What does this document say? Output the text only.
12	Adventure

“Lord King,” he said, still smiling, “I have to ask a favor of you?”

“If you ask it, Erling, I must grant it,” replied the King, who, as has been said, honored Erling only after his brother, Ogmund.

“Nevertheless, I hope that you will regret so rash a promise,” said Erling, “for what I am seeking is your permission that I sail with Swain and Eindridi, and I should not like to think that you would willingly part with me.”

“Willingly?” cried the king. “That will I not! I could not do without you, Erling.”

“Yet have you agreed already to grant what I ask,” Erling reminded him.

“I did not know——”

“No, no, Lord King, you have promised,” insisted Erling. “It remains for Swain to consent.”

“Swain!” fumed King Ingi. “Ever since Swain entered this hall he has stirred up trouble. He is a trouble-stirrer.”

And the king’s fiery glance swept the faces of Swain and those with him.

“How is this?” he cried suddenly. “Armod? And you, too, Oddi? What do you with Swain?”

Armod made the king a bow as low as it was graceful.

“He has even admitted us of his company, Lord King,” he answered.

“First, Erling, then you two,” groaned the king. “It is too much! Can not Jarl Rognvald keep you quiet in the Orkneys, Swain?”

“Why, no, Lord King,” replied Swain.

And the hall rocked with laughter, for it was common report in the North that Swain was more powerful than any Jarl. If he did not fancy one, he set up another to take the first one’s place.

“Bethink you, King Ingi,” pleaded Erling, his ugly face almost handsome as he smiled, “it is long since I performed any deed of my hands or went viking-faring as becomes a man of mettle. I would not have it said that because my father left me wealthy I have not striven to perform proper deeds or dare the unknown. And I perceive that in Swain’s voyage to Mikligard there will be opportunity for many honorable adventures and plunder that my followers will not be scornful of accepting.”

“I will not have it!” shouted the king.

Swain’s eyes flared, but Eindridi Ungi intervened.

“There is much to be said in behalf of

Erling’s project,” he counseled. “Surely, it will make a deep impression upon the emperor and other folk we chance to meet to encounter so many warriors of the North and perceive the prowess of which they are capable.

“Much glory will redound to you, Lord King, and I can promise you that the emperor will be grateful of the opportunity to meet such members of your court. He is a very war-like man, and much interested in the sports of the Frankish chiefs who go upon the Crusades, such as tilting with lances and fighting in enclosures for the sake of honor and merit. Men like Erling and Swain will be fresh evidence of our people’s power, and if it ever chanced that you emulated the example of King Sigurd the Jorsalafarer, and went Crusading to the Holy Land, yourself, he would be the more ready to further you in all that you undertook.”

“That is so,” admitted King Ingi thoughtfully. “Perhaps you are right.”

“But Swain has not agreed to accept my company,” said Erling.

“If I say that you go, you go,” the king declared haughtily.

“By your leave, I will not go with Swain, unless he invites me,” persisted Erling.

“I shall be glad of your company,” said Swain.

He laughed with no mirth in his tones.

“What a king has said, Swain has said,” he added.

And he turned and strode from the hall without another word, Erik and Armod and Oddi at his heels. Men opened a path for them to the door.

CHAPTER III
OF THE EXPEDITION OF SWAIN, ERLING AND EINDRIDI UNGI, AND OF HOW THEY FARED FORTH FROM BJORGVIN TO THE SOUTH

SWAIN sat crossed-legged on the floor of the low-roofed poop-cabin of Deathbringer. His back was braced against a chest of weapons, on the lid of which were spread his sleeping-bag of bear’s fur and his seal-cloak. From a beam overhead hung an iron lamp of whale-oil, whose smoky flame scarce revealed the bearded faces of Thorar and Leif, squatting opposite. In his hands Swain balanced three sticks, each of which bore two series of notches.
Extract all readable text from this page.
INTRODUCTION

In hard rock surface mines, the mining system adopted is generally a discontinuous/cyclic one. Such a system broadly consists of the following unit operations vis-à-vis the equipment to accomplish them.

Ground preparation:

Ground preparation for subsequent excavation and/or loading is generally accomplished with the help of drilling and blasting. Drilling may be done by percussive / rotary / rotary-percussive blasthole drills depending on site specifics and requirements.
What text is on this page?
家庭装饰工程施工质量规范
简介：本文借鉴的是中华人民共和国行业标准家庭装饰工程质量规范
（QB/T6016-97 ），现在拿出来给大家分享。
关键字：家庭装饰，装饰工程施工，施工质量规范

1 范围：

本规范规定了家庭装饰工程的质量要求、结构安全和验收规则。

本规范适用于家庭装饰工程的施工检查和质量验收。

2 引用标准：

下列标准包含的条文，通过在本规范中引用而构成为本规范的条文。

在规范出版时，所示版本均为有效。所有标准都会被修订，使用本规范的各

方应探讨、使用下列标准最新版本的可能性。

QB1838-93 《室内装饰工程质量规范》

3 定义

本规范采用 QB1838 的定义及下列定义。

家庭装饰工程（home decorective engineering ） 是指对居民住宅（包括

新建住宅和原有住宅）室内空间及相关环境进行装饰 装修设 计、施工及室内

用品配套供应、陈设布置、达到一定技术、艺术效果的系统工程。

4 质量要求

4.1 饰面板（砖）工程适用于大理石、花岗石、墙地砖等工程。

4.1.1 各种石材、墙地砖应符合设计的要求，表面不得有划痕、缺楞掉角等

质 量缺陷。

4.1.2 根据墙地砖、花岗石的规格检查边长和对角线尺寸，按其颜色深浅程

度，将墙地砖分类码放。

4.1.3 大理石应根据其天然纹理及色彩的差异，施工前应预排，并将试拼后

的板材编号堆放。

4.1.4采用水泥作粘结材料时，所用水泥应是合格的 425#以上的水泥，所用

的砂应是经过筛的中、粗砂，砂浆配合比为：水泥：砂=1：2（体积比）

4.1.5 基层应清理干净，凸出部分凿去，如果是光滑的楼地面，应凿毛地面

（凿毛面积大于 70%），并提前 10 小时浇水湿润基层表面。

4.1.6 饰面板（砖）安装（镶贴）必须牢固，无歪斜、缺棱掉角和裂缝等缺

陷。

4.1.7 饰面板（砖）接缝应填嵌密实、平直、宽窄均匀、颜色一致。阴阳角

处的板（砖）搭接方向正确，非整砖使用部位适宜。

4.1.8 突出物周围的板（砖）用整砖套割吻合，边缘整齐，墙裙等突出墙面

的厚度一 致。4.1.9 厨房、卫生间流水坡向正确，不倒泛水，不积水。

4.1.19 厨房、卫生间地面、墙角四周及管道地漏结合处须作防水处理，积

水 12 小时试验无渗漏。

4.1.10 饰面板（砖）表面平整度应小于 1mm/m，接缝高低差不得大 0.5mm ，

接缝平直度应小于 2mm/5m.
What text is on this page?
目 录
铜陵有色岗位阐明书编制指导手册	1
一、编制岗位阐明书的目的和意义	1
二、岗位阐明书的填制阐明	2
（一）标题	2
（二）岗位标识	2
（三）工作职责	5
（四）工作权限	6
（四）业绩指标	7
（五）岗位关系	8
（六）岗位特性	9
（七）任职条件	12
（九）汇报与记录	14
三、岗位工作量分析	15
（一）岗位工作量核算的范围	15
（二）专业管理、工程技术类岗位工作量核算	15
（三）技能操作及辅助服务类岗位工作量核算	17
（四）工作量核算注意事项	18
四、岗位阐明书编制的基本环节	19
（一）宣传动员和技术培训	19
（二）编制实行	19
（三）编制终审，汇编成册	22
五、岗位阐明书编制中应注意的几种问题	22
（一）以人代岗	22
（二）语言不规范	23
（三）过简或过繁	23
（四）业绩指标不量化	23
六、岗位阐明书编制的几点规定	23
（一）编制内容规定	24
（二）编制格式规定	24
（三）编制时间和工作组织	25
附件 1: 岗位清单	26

--- --- ---

» Short exercise: Write out the listing once more, matching it exactly.

» Solution below:
What does this document say? Output the text only.
12	Adventure

“Lord King,” he said, still smiling, “I have to ask a favor of you?”

“If you ask it, Erling, I must grant it,” replied the King, who, as has been said, honored Erling only after his brother, Ogmund.

“Nevertheless, I hope that you will regret so rash a promise,” said Erling, “for what I am seeking is your permission that I sail with Swain and Eindridi, and I should not like to think that you would willingly part with me.”

“Willingly?” cried the king. “That will I not! I could not do without you, Erling.”

“Yet have you agreed already to grant what I ask,” Erling reminded him.

“I did not know——”

“No, no, Lord King, you have promised,” insisted Erling. “It remains for Swain to consent.”

“Swain!” fumed King Ingi. “Ever since Swain entered this hall he has stirred up trouble. He is a trouble-stirrer.”

And the king’s fiery glance swept the faces of Swain and those with him.

“How is this?” he cried suddenly. “Armod? And you, too, Oddi? What do you with Swain?”

Armod made the king a bow as low as it was graceful.

“He has even admitted us of his company, Lord King,” he answered.

“First, Erling, then you two,” groaned the king. “It is too much! Can not Jarl Rognvald keep you quiet in the Orkneys, Swain?”

“Why, no, Lord King,” replied Swain.

And the hall rocked with laughter, for it was common report in the North that Swain was more powerful than any Jarl. If he did not fancy one, he set up another to take the first one’s place.

“Bethink you, King Ingi,” pleaded Erling, his ugly face almost handsome as he smiled, “it is long since I performed any deed of my hands or went viking-faring as becomes a man of mettle. I would not have it said that because my father left me wealthy I have not striven to perform proper deeds or dare the unknown. And I perceive that in Swain’s voyage to Mikligard there will be opportunity for many honorable adventures and plunder that my followers will not be scornful of accepting.”

“I will not have it!” shouted the king.

Swain’s eyes flared, but Eindridi Ungi intervened.

“There is much to be said in behalf of

Erling’s project,” he counseled. “Surely, it will make a deep impression upon the emperor and other folk we chance to meet to encounter so many warriors of the North and perceive the prowess of which they are capable.

“Much glory will redound to you, Lord King, and I can promise you that the emperor will be grateful of the opportunity to meet such members of your court. He is a very war-like man, and much interested in the sports of the Frankish chiefs who go upon the Crusades, such as tilting with lances and fighting in enclosures for the sake of honor and merit. Men like Erling and Swain will be fresh evidence of our people’s power, and if it ever chanced that you emulated the example of King Sigurd the Jorsalafarer, and went Crusading to the Holy Land, yourself, he would be the more ready to further you in all that you undertook.”

“That is so,” admitted King Ingi thoughtfully. “Perhaps you are right.”

“But Swain has not agreed to accept my company,” said Erling.

“If I say that you go, you go,” the king declared haughtily.

“By your leave, I will not go with Swain, unless he invites me,” persisted Erling.

“I shall be glad of your company,” said Swain.

He laughed with no mirth in his tones.

“What a king has said, Swain has said,” he added.

And he turned and strode from the hall without another word, Erik and Armod and Oddi at his heels. Men opened a path for them to the door.

CHAPTER III
OF THE EXPEDITION OF SWAIN, ERLING AND EINDRIDI UNGI, AND OF HOW THEY FARED FORTH FROM BJORGVIN TO THE SOUTH

SWAIN sat crossed-legged on the floor of the low-roofed poop-cabin of Deathbringer. His back was braced against a chest of weapons, on the lid of which were spread his sleeping-bag of bear’s fur and his seal-cloak. From a beam overhead hung an iron lamp of whale-oil, whose smoky flame scarce revealed the bearded faces of Thorar and Leif, squatting opposite. In his hands Swain balanced three sticks, each of which bore two series of notches.
Extract all readable text from this page.
INTRODUCTION

In hard rock surface mines, the mining system adopted is generally a discontinuous/cyclic one. Such a system broadly consists of the following unit operations vis-à-vis the equipment to accomplish them.

Ground preparation:

Ground preparation for subsequent excavation and/or loading is generally accomplished with the help of drilling and blasting. Drilling may be done by percussive / rotary / rotary-percussive blasthole drills depending on site specifics and requirements.
What text is on this page?
家庭装饰工程施工质量规范
简介：本文借鉴的是中华人民共和国行业标准家庭装饰工程质量规范
（QB/T6016-97 ），现在拿出来给大家分享。
关键字：家庭装饰，装饰工程施工，施工质量规范

1 范围：

本规范规定了家庭装饰工程的质量要求、结构安全和验收规则。

本规范适用于家庭装饰工程的施工检查和质量验收。

2 引用标准：

下列标准包含的条文，通过在本规范中引用而构成为本规范的条文。

在规范出版时，所示版本均为有效。所有标准都会被修订，使用本规范的各

方应探讨、使用下列标准最新版本的可能性。

QB1838-93 《室内装饰工程质量规范》

3 定义

本规范采用 QB1838 的定义及下列定义。

家庭装饰工程（home decorective engineering ） 是指对居民住宅（包括

新建住宅和原有住宅）室内空间及相关环境进行装饰 装修设 计、施工及室内

用品配套供应、陈设布置、达到一定技术、艺术效果的系统工程。

4 质量要求

4.1 饰面板（砖）工程适用于大理石、花岗石、墙地砖等工程。

4.1.1 各种石材、墙地砖应符合设计的要求，表面不得有划痕、缺楞掉角等

质 量缺陷。

4.1.2 根据墙地砖、花岗石的规格检查边长和对角线尺寸，按其颜色深浅程

度，将墙地砖分类码放。

4.1.3 大理石应根据其天然纹理及色彩的差异，施工前应预排，并将试拼后

的板材编号堆放。

4.1.4采用水泥作粘结材料时，所用水泥应是合格的 425#以上的水泥，所用

的砂应是经过筛的中、粗砂，砂浆配合比为：水泥：砂=1：2（体积比）

4.1.5 基层应清理干净，凸出部分凿去，如果是光滑的楼地面，应凿毛地面

（凿毛面积大于 70%），并提前 10 小时浇水湿润基层表面。

4.1.6 饰面板（砖）安装（镶贴）必须牢固，无歪斜、缺棱掉角和裂缝等缺

陷。

4.1.7 饰面板（砖）接缝应填嵌密实、平直、宽窄均匀、颜色一致。阴阳角

处的板（砖）搭接方向正确，非整砖使用部位适宜。

4.1.8 突出物周围的板（砖）用整砖套割吻合，边缘整齐，墙裙等突出墙面

的厚度一 致。4.1.9 厨房、卫生间流水坡向正确，不倒泛水，不积水。

4.1.19 厨房、卫生间地面、墙角四周及管道地漏结合处须作防水处理，积

水 12 小时试验无渗漏。

4.1.10 饰面板（砖）表面平整度应小于 1mm/m，接缝高低差不得大 0.5mm ，

接缝平直度应小于 2mm/5m.
What text is on this page?
目 录
铜陵有色岗位阐明书编制指导手册	1
一、编制岗位阐明书的目的和意义	1
二、岗位阐明书的填制阐明	2
（一）标题	2
（二）岗位标识	2
（三）工作职责	5
（四）工作权限	6
（四）业绩指标	7
（五）岗位关系	8
（六）岗位特性	9
（七）任职条件	12
（九）汇报与记录	14
三、岗位工作量分析	15
（一）岗位工作量核算的范围	15
（二）专业管理、工程技术类岗位工作量核算	15
（三）技能操作及辅助服务类岗位工作量核算	17
（四）工作量核算注意事项	18
四、岗位阐明书编制的基本环节	19
（一）宣传动员和技术培训	19
（二）编制实行	19
（三）编制终审，汇编成册	22
五、岗位阐明书编制中应注意的几种问题	22
（一）以人代岗	22
（二）语言不规范	23
（三）过简或过繁	23
（四）业绩指标不量化	23
六、岗位阐明书编制的几点规定	23
（一）编制内容规定	24
（二）编制格式规定	24
（三）编制时间和工作组织	25
附件 1: 岗位清单	26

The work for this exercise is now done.